Copy every line of the data in which the word "caption" occurs.

Data rows ::
═══
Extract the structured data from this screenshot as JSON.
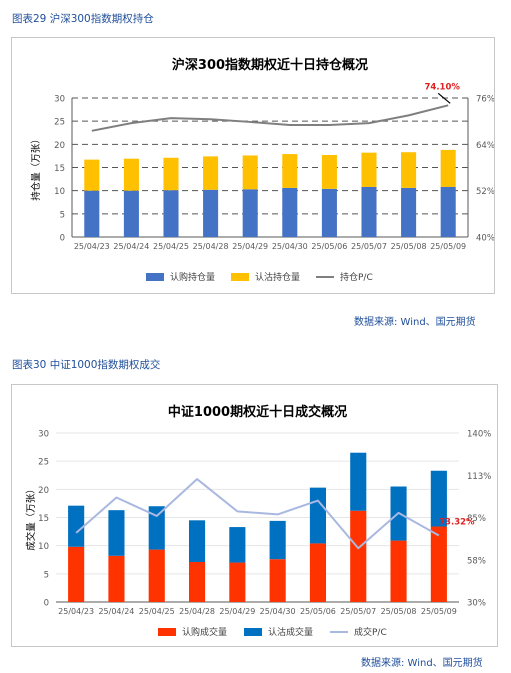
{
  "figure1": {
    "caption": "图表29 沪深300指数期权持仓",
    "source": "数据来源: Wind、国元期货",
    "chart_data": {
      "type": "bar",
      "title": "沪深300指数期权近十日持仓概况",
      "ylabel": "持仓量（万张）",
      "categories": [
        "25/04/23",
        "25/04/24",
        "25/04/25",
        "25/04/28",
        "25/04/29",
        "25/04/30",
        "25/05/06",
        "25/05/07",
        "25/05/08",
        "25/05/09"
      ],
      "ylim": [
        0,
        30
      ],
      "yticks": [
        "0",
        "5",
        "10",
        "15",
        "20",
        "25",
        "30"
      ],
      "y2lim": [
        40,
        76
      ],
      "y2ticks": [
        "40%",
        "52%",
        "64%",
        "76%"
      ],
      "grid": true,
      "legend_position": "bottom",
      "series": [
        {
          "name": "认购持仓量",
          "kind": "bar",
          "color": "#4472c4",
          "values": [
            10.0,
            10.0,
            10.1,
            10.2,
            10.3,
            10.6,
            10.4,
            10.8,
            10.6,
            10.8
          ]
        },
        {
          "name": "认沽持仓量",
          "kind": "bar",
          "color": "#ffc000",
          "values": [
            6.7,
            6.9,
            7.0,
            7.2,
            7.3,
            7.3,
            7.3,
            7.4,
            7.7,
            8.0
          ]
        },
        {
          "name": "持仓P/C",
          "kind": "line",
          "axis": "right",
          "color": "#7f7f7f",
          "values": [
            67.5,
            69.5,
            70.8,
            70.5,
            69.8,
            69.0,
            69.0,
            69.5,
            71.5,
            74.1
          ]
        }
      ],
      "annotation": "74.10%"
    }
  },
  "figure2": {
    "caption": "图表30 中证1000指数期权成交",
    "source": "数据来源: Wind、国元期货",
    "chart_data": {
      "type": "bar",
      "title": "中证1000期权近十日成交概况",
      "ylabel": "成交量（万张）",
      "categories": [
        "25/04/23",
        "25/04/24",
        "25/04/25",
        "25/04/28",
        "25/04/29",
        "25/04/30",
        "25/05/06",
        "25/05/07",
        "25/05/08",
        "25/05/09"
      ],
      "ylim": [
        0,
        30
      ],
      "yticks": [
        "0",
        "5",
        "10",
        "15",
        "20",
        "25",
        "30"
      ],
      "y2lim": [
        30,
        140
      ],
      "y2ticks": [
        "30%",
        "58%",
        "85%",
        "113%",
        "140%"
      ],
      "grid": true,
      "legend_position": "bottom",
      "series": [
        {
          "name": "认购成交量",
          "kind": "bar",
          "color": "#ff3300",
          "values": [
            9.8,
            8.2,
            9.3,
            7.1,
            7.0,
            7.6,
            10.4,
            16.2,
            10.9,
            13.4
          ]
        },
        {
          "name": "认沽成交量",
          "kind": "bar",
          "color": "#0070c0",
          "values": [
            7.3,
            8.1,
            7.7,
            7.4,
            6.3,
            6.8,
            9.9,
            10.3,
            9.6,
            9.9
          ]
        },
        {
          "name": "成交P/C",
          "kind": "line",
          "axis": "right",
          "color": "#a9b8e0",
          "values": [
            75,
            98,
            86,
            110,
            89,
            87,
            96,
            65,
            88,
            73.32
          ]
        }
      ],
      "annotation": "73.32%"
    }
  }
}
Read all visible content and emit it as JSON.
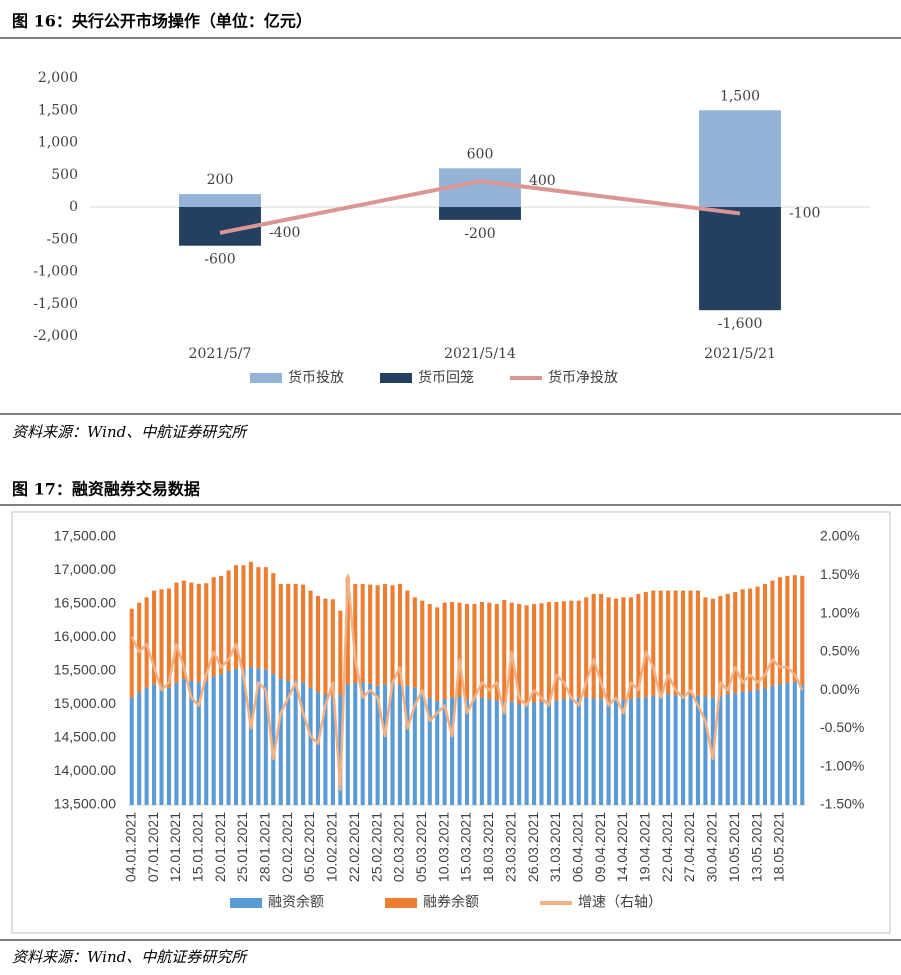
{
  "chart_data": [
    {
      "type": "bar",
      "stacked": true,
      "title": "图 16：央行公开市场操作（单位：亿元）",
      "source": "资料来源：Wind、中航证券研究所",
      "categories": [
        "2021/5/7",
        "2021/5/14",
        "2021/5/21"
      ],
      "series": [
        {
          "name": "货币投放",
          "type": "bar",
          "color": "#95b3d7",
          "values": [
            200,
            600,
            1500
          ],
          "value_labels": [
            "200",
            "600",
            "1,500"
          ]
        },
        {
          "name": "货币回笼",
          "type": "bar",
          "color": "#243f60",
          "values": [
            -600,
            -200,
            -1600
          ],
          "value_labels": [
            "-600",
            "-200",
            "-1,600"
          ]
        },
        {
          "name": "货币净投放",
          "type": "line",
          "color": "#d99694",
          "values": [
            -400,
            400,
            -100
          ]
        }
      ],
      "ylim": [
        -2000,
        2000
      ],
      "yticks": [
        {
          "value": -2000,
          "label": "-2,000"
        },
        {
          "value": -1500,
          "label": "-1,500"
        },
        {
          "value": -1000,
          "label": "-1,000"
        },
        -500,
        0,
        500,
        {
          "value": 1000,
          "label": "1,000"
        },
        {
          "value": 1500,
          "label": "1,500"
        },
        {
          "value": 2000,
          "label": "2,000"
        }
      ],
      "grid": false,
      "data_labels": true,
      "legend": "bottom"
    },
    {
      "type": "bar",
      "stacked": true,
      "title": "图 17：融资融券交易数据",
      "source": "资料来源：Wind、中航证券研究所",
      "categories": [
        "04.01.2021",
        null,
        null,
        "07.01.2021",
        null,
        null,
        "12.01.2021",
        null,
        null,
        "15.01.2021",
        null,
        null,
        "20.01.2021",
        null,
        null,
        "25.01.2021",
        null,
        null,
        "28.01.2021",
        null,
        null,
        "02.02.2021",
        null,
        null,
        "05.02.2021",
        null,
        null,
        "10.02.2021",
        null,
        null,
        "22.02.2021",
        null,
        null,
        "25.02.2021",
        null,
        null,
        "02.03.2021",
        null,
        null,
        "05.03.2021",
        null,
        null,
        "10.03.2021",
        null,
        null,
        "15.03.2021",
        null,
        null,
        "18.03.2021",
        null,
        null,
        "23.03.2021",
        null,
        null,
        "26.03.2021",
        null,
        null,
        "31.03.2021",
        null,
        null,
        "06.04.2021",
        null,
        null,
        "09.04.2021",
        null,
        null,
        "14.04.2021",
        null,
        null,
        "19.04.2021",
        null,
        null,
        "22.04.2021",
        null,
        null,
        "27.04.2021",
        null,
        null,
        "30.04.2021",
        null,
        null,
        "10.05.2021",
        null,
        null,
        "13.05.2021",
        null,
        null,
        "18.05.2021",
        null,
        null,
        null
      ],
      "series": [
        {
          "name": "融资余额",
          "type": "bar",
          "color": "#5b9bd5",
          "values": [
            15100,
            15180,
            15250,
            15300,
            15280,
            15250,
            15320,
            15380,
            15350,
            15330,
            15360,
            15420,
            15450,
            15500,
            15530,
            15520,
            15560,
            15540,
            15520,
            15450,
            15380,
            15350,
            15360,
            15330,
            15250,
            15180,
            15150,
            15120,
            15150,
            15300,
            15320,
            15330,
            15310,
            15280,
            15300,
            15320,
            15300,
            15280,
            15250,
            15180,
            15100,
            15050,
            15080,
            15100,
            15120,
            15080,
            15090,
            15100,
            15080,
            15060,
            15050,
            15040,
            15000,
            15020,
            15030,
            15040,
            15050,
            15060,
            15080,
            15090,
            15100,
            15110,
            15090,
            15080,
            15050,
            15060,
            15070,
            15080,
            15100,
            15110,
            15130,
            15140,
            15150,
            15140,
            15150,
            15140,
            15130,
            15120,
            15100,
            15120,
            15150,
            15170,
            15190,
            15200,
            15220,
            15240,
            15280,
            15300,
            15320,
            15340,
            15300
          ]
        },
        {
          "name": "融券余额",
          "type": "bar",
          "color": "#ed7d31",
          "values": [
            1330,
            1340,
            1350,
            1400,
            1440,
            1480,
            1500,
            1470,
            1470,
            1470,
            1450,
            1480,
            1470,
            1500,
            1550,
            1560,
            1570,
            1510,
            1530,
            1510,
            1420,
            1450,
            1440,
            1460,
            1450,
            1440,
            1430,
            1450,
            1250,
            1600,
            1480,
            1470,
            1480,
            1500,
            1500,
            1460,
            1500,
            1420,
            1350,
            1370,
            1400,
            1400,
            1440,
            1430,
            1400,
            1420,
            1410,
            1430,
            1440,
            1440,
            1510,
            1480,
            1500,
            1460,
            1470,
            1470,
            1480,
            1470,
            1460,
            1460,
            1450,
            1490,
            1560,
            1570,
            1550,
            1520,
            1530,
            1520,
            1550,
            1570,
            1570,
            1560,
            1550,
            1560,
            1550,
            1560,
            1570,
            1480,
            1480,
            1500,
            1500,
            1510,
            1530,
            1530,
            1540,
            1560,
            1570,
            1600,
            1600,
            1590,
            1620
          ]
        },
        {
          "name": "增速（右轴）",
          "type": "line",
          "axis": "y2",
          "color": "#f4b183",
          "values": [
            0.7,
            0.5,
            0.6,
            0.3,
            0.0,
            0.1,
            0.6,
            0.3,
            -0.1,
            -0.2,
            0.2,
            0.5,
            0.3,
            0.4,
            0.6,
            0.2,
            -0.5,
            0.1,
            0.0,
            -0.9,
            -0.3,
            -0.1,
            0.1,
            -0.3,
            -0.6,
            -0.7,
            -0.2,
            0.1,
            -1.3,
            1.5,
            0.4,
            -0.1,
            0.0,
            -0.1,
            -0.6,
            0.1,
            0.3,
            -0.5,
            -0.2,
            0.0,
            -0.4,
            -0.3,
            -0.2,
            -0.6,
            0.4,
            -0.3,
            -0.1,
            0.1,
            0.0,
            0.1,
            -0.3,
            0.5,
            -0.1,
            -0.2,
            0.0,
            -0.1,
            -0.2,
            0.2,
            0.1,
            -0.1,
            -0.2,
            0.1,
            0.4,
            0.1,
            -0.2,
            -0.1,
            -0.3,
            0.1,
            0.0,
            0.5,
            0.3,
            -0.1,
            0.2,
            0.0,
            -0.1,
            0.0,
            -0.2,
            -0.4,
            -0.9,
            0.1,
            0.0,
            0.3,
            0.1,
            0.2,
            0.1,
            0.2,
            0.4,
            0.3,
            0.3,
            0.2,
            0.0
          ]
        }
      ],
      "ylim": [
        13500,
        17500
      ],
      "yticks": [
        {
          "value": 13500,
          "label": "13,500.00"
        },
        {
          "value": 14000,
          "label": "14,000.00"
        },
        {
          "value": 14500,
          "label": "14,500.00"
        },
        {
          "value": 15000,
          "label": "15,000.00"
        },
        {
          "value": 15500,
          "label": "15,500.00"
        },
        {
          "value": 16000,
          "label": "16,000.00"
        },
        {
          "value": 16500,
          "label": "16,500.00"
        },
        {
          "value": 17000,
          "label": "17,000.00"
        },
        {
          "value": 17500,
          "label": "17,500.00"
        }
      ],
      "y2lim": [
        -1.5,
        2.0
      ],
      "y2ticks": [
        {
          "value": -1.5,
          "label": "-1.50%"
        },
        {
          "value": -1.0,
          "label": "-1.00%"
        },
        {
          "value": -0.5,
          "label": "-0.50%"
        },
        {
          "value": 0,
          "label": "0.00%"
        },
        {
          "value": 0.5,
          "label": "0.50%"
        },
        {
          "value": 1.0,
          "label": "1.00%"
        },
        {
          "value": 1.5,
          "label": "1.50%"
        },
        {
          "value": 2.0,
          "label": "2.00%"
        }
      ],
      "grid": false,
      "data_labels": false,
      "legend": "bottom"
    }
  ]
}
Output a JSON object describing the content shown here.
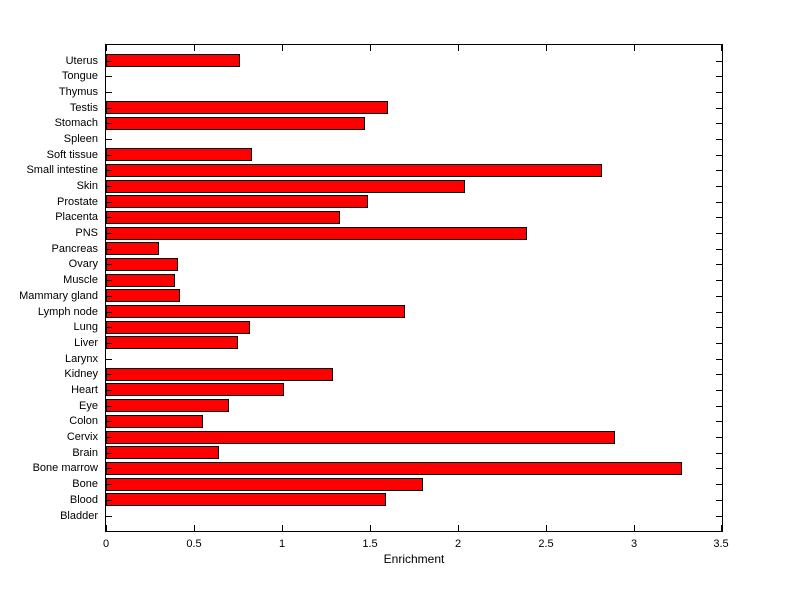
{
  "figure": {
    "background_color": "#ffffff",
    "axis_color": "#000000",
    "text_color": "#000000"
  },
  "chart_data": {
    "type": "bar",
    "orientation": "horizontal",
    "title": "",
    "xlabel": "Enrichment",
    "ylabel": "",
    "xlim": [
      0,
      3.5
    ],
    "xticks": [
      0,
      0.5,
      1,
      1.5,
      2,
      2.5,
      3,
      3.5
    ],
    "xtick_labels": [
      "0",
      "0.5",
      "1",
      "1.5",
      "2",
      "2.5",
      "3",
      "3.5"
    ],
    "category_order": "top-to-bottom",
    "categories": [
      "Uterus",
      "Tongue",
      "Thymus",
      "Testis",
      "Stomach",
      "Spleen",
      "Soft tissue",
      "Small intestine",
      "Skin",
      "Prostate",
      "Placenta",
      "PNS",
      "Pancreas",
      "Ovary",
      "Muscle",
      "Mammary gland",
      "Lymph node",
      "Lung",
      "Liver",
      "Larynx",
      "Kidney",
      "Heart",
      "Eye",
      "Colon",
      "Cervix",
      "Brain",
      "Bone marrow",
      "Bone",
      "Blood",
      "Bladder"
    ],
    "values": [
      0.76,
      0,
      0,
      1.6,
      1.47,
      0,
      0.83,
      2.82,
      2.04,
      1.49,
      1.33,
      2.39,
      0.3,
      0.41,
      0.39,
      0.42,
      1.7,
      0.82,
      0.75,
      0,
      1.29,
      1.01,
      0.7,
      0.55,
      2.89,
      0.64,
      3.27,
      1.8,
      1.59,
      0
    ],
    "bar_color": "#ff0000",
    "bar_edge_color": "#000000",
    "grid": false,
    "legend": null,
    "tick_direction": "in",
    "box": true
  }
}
═══
Final result ::
    "caption": "图表29 沪深300指数期权持仓",
    "caption": "图表30 中证1000指数期权成交",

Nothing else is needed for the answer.